**TASK TO COMPLETE**
Pick out the lines containing "Italian".

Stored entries
** Start **

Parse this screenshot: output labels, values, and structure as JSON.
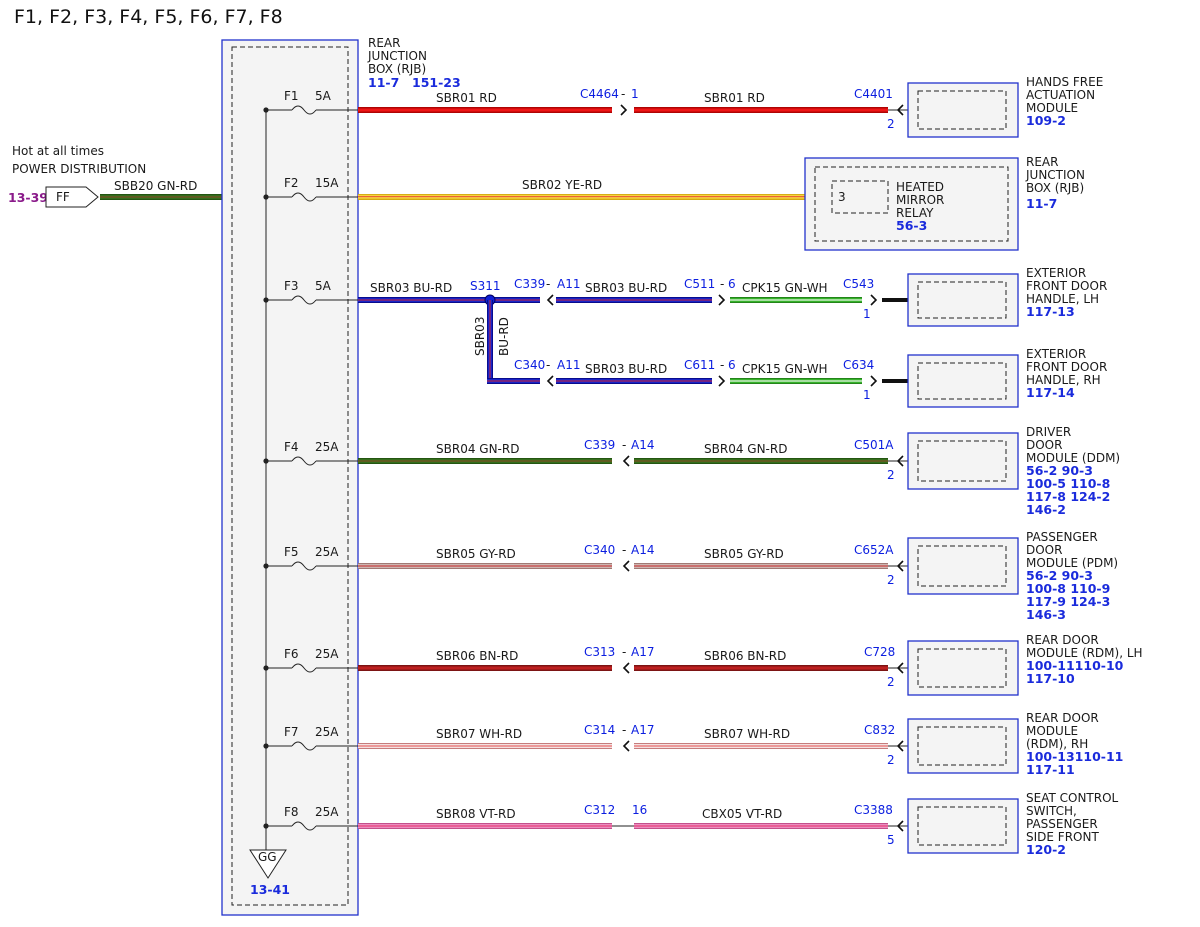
{
  "title": "F1, F2, F3, F4, F5, F6, F7, F8",
  "colors": {
    "box_border": "#2233cc",
    "ref_blue": "#1a2bdc",
    "connector_blue": "#0b1ee0",
    "ref_purple": "#8a1a8a"
  },
  "source": {
    "line1": "Hot at all times",
    "line2": "POWER DISTRIBUTION",
    "ref": "13-39",
    "connector": "FF",
    "wire": "SBB20  GN-RD"
  },
  "rjb": {
    "label": [
      "REAR",
      "JUNCTION",
      "BOX (RJB)"
    ],
    "ref1": "11-7",
    "ref2": "151-23",
    "ground": "GG",
    "ground_ref": "13-41"
  },
  "fuses": [
    {
      "name": "F1",
      "rating": "5A"
    },
    {
      "name": "F2",
      "rating": "15A"
    },
    {
      "name": "F3",
      "rating": "5A"
    },
    {
      "name": "F4",
      "rating": "25A"
    },
    {
      "name": "F5",
      "rating": "25A"
    },
    {
      "name": "F6",
      "rating": "25A"
    },
    {
      "name": "F7",
      "rating": "25A"
    },
    {
      "name": "F8",
      "rating": "25A"
    }
  ],
  "circuits": [
    {
      "wire1": "SBR01  RD",
      "conn": "C4464",
      "sep": "-",
      "pin": "1",
      "wire2": "SBR01  RD",
      "end_conn": "C4401",
      "end_pin": "2",
      "module": [
        "HANDS FREE",
        "ACTUATION",
        "MODULE"
      ],
      "refs": [
        "109-2"
      ]
    },
    {
      "wire1": "SBR02  YE-RD",
      "end_pin": "3",
      "module": [
        "REAR",
        "JUNCTION",
        "BOX (RJB)"
      ],
      "refs": [
        "11-7"
      ],
      "inner": [
        "HEATED",
        "MIRROR",
        "RELAY"
      ],
      "inner_ref": "56-3"
    },
    {
      "wire1": "SBR03  BU-RD",
      "splice": "S311",
      "conn": "C339",
      "sep": "-",
      "pin": "A11",
      "wire2": "SBR03  BU-RD",
      "conn2": "C511",
      "sep2": "-",
      "pin2": "6",
      "wire3": "CPK15  GN-WH",
      "end_conn": "C543",
      "end_pin": "1",
      "module": [
        "EXTERIOR",
        "FRONT DOOR",
        "HANDLE, LH"
      ],
      "refs": [
        "117-13"
      ]
    },
    {
      "vert_wire": [
        "SBR03",
        "BU-RD"
      ],
      "conn": "C340",
      "sep": "-",
      "pin": "A11",
      "wire2": "SBR03  BU-RD",
      "conn2": "C611",
      "sep2": "-",
      "pin2": "6",
      "wire3": "CPK15  GN-WH",
      "end_conn": "C634",
      "end_pin": "1",
      "module": [
        "EXTERIOR",
        "FRONT DOOR",
        "HANDLE, RH"
      ],
      "refs": [
        "117-14"
      ]
    },
    {
      "wire1": "SBR04  GN-RD",
      "conn": "C339",
      "sep": "-",
      "pin": "A14",
      "wire2": "SBR04  GN-RD",
      "end_conn": "C501A",
      "end_pin": "2",
      "module": [
        "DRIVER",
        "DOOR",
        "MODULE (DDM)"
      ],
      "refs": [
        "56-2  90-3",
        "100-5 110-8",
        "117-8 124-2",
        "146-2"
      ]
    },
    {
      "wire1": "SBR05  GY-RD",
      "conn": "C340",
      "sep": "-",
      "pin": "A14",
      "wire2": "SBR05  GY-RD",
      "end_conn": "C652A",
      "end_pin": "2",
      "module": [
        "PASSENGER",
        "DOOR",
        "MODULE (PDM)"
      ],
      "refs": [
        "56-2  90-3",
        "100-8 110-9",
        "117-9 124-3",
        "146-3"
      ]
    },
    {
      "wire1": "SBR06  BN-RD",
      "conn": "C313",
      "sep": "-",
      "pin": "A17",
      "wire2": "SBR06  BN-RD",
      "end_conn": "C728",
      "end_pin": "2",
      "module": [
        "REAR DOOR",
        "MODULE (RDM), LH"
      ],
      "refs": [
        "100-11110-10",
        "117-10"
      ]
    },
    {
      "wire1": "SBR07  WH-RD",
      "conn": "C314",
      "sep": "-",
      "pin": "A17",
      "wire2": "SBR07  WH-RD",
      "end_conn": "C832",
      "end_pin": "2",
      "module": [
        "REAR DOOR",
        "MODULE",
        "(RDM), RH"
      ],
      "refs": [
        "100-13110-11",
        "117-11"
      ]
    },
    {
      "wire1": "SBR08  VT-RD",
      "conn": "C312",
      "sep": "",
      "pin": "16",
      "wire2": "CBX05  VT-RD",
      "end_conn": "C3388",
      "end_pin": "5",
      "module": [
        "SEAT CONTROL",
        "SWITCH,",
        "PASSENGER",
        "SIDE FRONT"
      ],
      "refs": [
        "120-2"
      ]
    }
  ]
}
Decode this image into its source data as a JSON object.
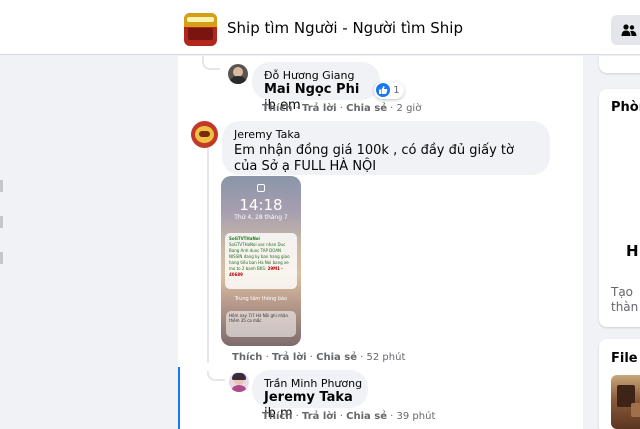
{
  "header": {
    "group_title": "Ship tìm Người - Người tìm Ship",
    "members_icon": "people-icon"
  },
  "comments": [
    {
      "author": "Đỗ Hương Giang",
      "mention": "Mai Ngọc Phi",
      "text": " ib em",
      "reaction_count": "1",
      "actions": {
        "like": "Thích",
        "reply": "Trả lời",
        "share": "Chia sẻ",
        "time": "2 giờ"
      }
    },
    {
      "author": "Jeremy Taka",
      "text": "Em nhận đồng giá 100k , có đầy đủ giấy tờ của Sở ạ FULL HÀ NỘI",
      "attachment": {
        "time": "14:18",
        "date": "Thứ 4, 28 tháng 7",
        "sender": "SoGTVTHaNoi",
        "body": "SoGTVTHaNoi xac nhan Duc Bang Anh duoc TAP DOAN NISSIN dang ky ban hang giao hang tiêu ban Ha Noi bang xe mo to 2 banh BKS: ",
        "plate": "29M1 - 40689",
        "sub": "Trung tâm thông báo",
        "notif2": "Hôm nay 7/7 Hà Nội ghi nhận thêm 35 ca mắc"
      },
      "actions": {
        "like": "Thích",
        "reply": "Trả lời",
        "share": "Chia sẻ",
        "time": "52 phút"
      }
    },
    {
      "author": "Trần Minh Phương",
      "mention": "Jeremy Taka",
      "text": " ib m",
      "actions": {
        "like": "Thích",
        "reply": "Trả lời",
        "share": "Chia sẻ",
        "time": "39 phút"
      }
    }
  ],
  "sidebar": {
    "card1_title": "Phòn",
    "card1_big": "H",
    "card1_text1": "Tạo",
    "card1_text2": "thàn",
    "card2_title": "File p"
  },
  "colors": {
    "accent": "#1877f2",
    "bubble": "#f0f2f5",
    "meta": "#65676b"
  }
}
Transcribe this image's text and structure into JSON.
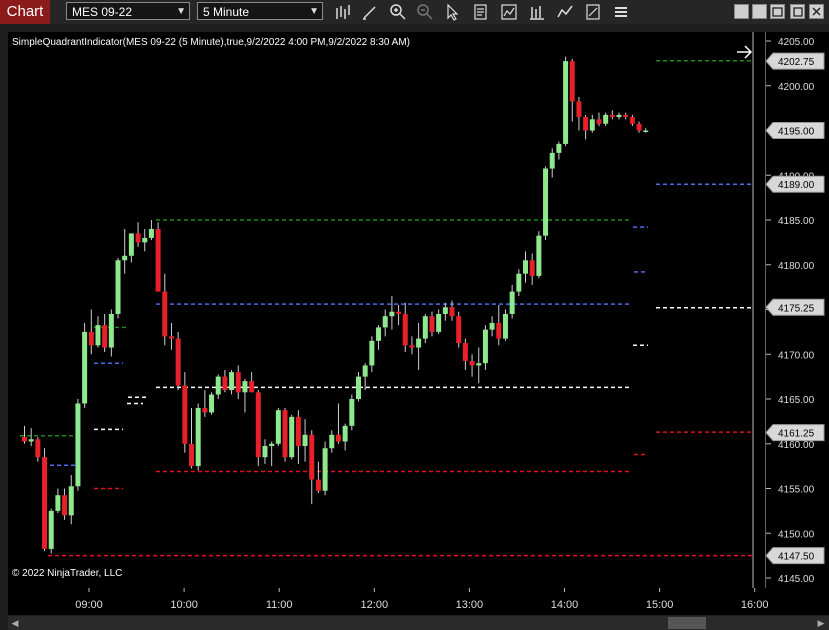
{
  "toolbar": {
    "tab_label": "Chart",
    "instrument": "MES 09-22",
    "interval": "5 Minute",
    "icons": [
      "bar-type-icon",
      "drawing-pencil-icon",
      "zoom-in-icon",
      "zoom-out-icon",
      "pointer-icon",
      "data-box-icon",
      "indicators-icon",
      "strategies-icon",
      "properties-icon"
    ]
  },
  "window_controls": [
    "tile-icon",
    "restore-icon",
    "maximize-icon",
    "close-icon"
  ],
  "chart": {
    "indicator_label": "SimpleQuadrantIndicator(MES 09-22 (5 Minute),true,9/2/2022 4:00 PM,9/2/2022 8:30 AM)",
    "copyright": "© 2022 NinjaTrader, LLC",
    "price_ticks": [
      "4205.00",
      "4200.00",
      "4195.00",
      "4190.00",
      "4185.00",
      "4180.00",
      "4175.00",
      "4170.00",
      "4165.00",
      "4160.00",
      "4155.00",
      "4150.00",
      "4145.00"
    ],
    "price_tags": [
      {
        "label": "4202.75",
        "value": 4202.75,
        "color": "#ffffff"
      },
      {
        "label": "4195.00",
        "value": 4195.0,
        "color": "#ffffff"
      },
      {
        "label": "4189.00",
        "value": 4189.0,
        "color": "#ffffff"
      },
      {
        "label": "4175.25",
        "value": 4175.25,
        "color": "#ffffff"
      },
      {
        "label": "4161.25",
        "value": 4161.25,
        "color": "#ffffff"
      },
      {
        "label": "4147.50",
        "value": 4147.5,
        "color": "#ffffff"
      }
    ],
    "time_ticks": [
      "09:00",
      "10:00",
      "11:00",
      "12:00",
      "13:00",
      "14:00",
      "15:00",
      "16:00"
    ],
    "colors": {
      "up": "#8ee88e",
      "down": "#e8202a",
      "green_line": "#1a8c1a",
      "blue_line": "#4a6cf0",
      "white_line": "#ffffff",
      "red_line": "#e0101c"
    }
  }
}
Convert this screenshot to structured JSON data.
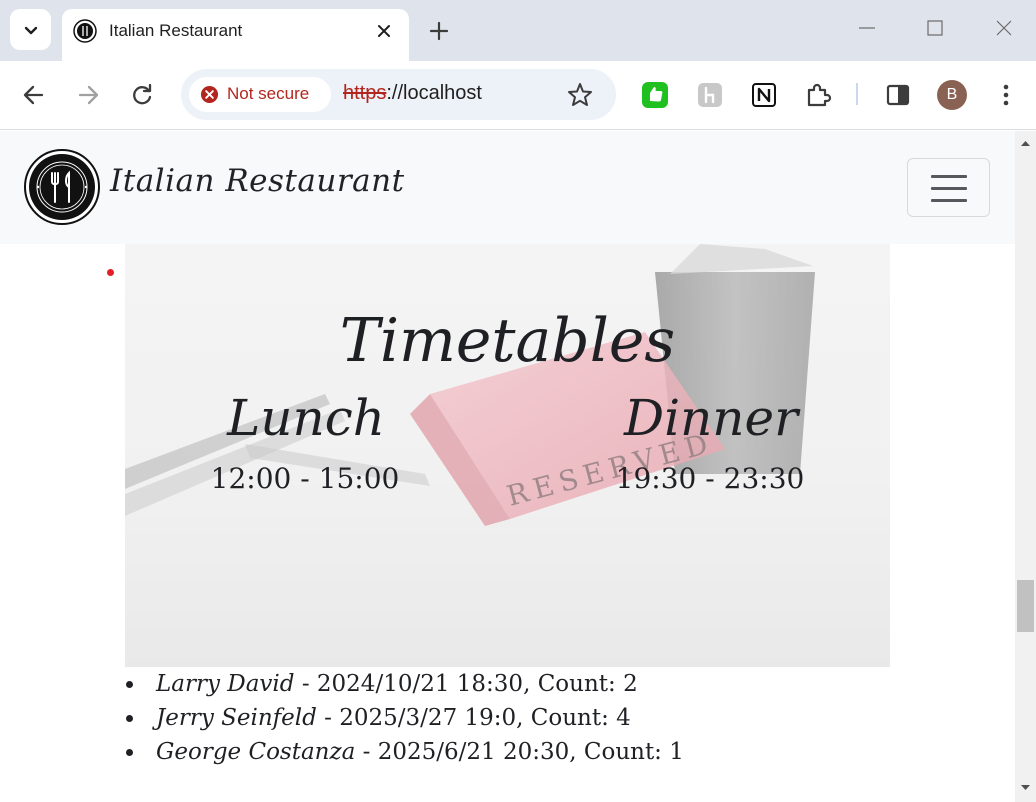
{
  "browser": {
    "tab_title": "Italian Restaurant",
    "security_chip": "Not secure",
    "url_scheme": "https",
    "url_rest": "://localhost",
    "profile_initial": "B"
  },
  "site": {
    "brand": "Italian Restaurant"
  },
  "timetables": {
    "title": "Timetables",
    "lunch": {
      "label": "Lunch",
      "hours": "12:00 - 15:00"
    },
    "dinner": {
      "label": "Dinner",
      "hours": "19:30 - 23:30"
    },
    "sign_text": "RESERVED"
  },
  "reservations": [
    {
      "name": "Larry David",
      "details": " - 2024/10/21 18:30, Count: 2"
    },
    {
      "name": "Jerry Seinfeld",
      "details": " - 2025/3/27 19:0, Count: 4"
    },
    {
      "name": "George Costanza",
      "details": " - 2025/6/21 20:30, Count: 1"
    }
  ],
  "colors": {
    "accent_red": "#e01f26",
    "security_red": "#b3261e",
    "text_dark": "#1e2024",
    "navbar_bg": "#f8f9fa"
  }
}
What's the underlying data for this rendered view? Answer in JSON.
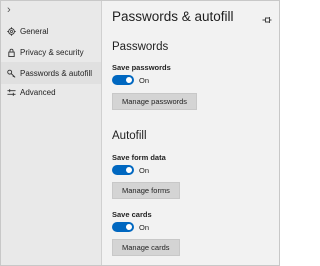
{
  "sidebar": {
    "items": [
      {
        "label": "General",
        "icon": "gear-icon"
      },
      {
        "label": "Privacy & security",
        "icon": "lock-icon"
      },
      {
        "label": "Passwords & autofill",
        "icon": "key-icon",
        "selected": true
      },
      {
        "label": "Advanced",
        "icon": "sliders-icon"
      }
    ]
  },
  "main": {
    "title": "Passwords & autofill",
    "sections": [
      {
        "title": "Passwords",
        "setting_label": "Save passwords",
        "toggle_state": "On",
        "button_label": "Manage passwords"
      },
      {
        "title": "Autofill",
        "setting_label": "Save form data",
        "toggle_state": "On",
        "button_label": "Manage forms"
      },
      {
        "setting_label": "Save cards",
        "toggle_state": "On",
        "button_label": "Manage cards"
      }
    ]
  },
  "colors": {
    "accent": "#0067c0",
    "sidebar_bg": "#e9e9e9",
    "content_bg": "#f2f2f2",
    "button_bg": "#d4d4d4"
  }
}
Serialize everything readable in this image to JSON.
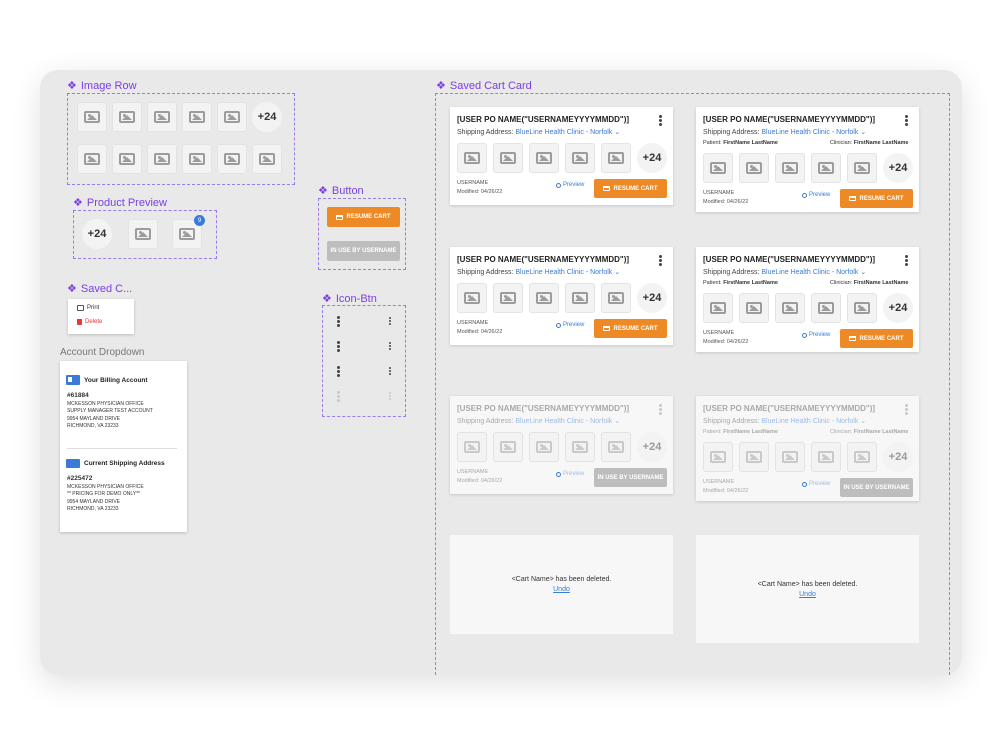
{
  "sections": {
    "image_row": "Image Row",
    "product_preview": "Product Preview",
    "saved_c": "Saved C...",
    "account_dropdown": "Account Dropdown",
    "button": "Button",
    "icon_btn": "Icon-Btn",
    "saved_cart_card": "Saved Cart Card"
  },
  "image_row": {
    "more_count": "+24"
  },
  "product_preview": {
    "more_count": "+24",
    "badge": "9"
  },
  "saved_menu": {
    "print_label": "Print",
    "delete_label": "Delete"
  },
  "account": {
    "billing_title": "Your Billing Account",
    "billing_number": "#61884",
    "billing_lines": [
      "MCKESSON PHYSICIAN OFFICE",
      "SUPPLY MANAGER TEST ACCOUNT",
      "9954 MAYLAND DRIVE",
      "RICHMOND, VA 23233"
    ],
    "shipping_title": "Current Shipping Address",
    "shipping_number": "#225472",
    "shipping_lines": [
      "MCKESSON PHYSICIAN OFFICE",
      "** PRICING FOR DEMO ONLY**",
      "9954 MAYLAND DRIVE",
      "RICHMOND, VA 23233"
    ]
  },
  "buttons": {
    "resume_cart": "RESUME CART",
    "in_use": "IN USE BY USERNAME"
  },
  "card": {
    "po_name": "[USER PO NAME(\"USERNAMEYYYYMMDD\")]",
    "ship_label": "Shipping Address:",
    "ship_link": "BlueLine Health Clinic - Norfolk",
    "patient_label": "Patient:",
    "patient_name": "FirstName LastName",
    "clinician_label": "Clinician:",
    "clinician_name": "FirstName LastName",
    "username": "USERNAME",
    "modified": "Modified: 04/26/22",
    "preview": "Preview",
    "more_count": "+24",
    "deleted_text": "<Cart Name> has been deleted.",
    "undo": "Undo"
  },
  "colors": {
    "accent_orange": "#ee8a25",
    "link_blue": "#3a7bd5",
    "section_purple": "#7b3fe4"
  },
  "icons": [
    "image-icon",
    "cart-icon",
    "search-icon",
    "kebab-icon",
    "printer-icon",
    "trash-icon",
    "id-card-icon",
    "truck-icon",
    "component-diamond-icon",
    "chevron-down-icon"
  ]
}
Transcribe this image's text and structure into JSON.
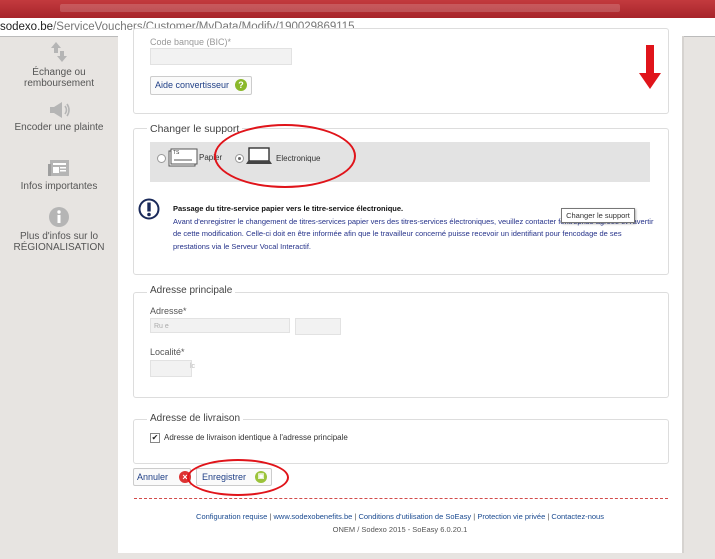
{
  "browser": {
    "url_host": "sodexo.be",
    "url_path": "/ServiceVouchers/Customer/MyData/Modify/190029869115"
  },
  "sidebar": {
    "items": [
      {
        "label": "Échange ou remboursement",
        "icon": "exchange-arrows-icon"
      },
      {
        "label": "Encoder une plainte",
        "icon": "megaphone-icon"
      },
      {
        "label": "Infos importantes",
        "icon": "newspaper-icon"
      },
      {
        "label": "Plus d'infos sur lo RÉGIONALISATION",
        "icon": "info-circle-icon"
      }
    ]
  },
  "bank": {
    "code_label": "Code banque (BIC)*",
    "converter_button": "Aide convertisseur"
  },
  "support": {
    "legend": "Changer le support",
    "option_paper": "Papier",
    "option_paper_card_text": "TS",
    "option_electronic": "Electronique",
    "selected": "Electronique",
    "info_title": "Passage du titre-service papier vers le titre-service électronique.",
    "info_body": "Avant d'enregistrer le changement de titres-services papier vers des titres-services électroniques, veuillez contacter fentreprise agréée et l'avertir de cette modification. Celle-ci doit en être informée afin que le travailleur concerné puisse recevoir un identifiant pour fencodage de ses prestations via le Serveur Vocal Interactif.",
    "tooltip": "Changer le support"
  },
  "address": {
    "legend": "Adresse principale",
    "street_label": "Adresse*",
    "street_value": "Ru          e",
    "city_label": "Localité*",
    "city_value": "    lc"
  },
  "delivery": {
    "legend": "Adresse de livraison",
    "checkbox_label": "Adresse de livraison identique à l'adresse principale",
    "checked": true
  },
  "actions": {
    "cancel": "Annuler",
    "save": "Enregistrer"
  },
  "footer": {
    "links": [
      "Configuration requise",
      "www.sodexobenefits.be",
      "Conditions d'utilisation de SoEasy",
      "Protection vie privée",
      "Contactez-nous"
    ],
    "version": "ONEM / Sodexo 2015 - SoEasy 6.0.20.1"
  },
  "colors": {
    "annotation_red": "#e0141a",
    "link_blue": "#1f3f86",
    "help_green": "#8ab82a",
    "cancel_red": "#d33",
    "save_green": "#9bc33a"
  }
}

** End **

**CORRECT RESPONSE**
    "tab_title": "Italian Restaurant",
    "brand": "Italian Restaurant"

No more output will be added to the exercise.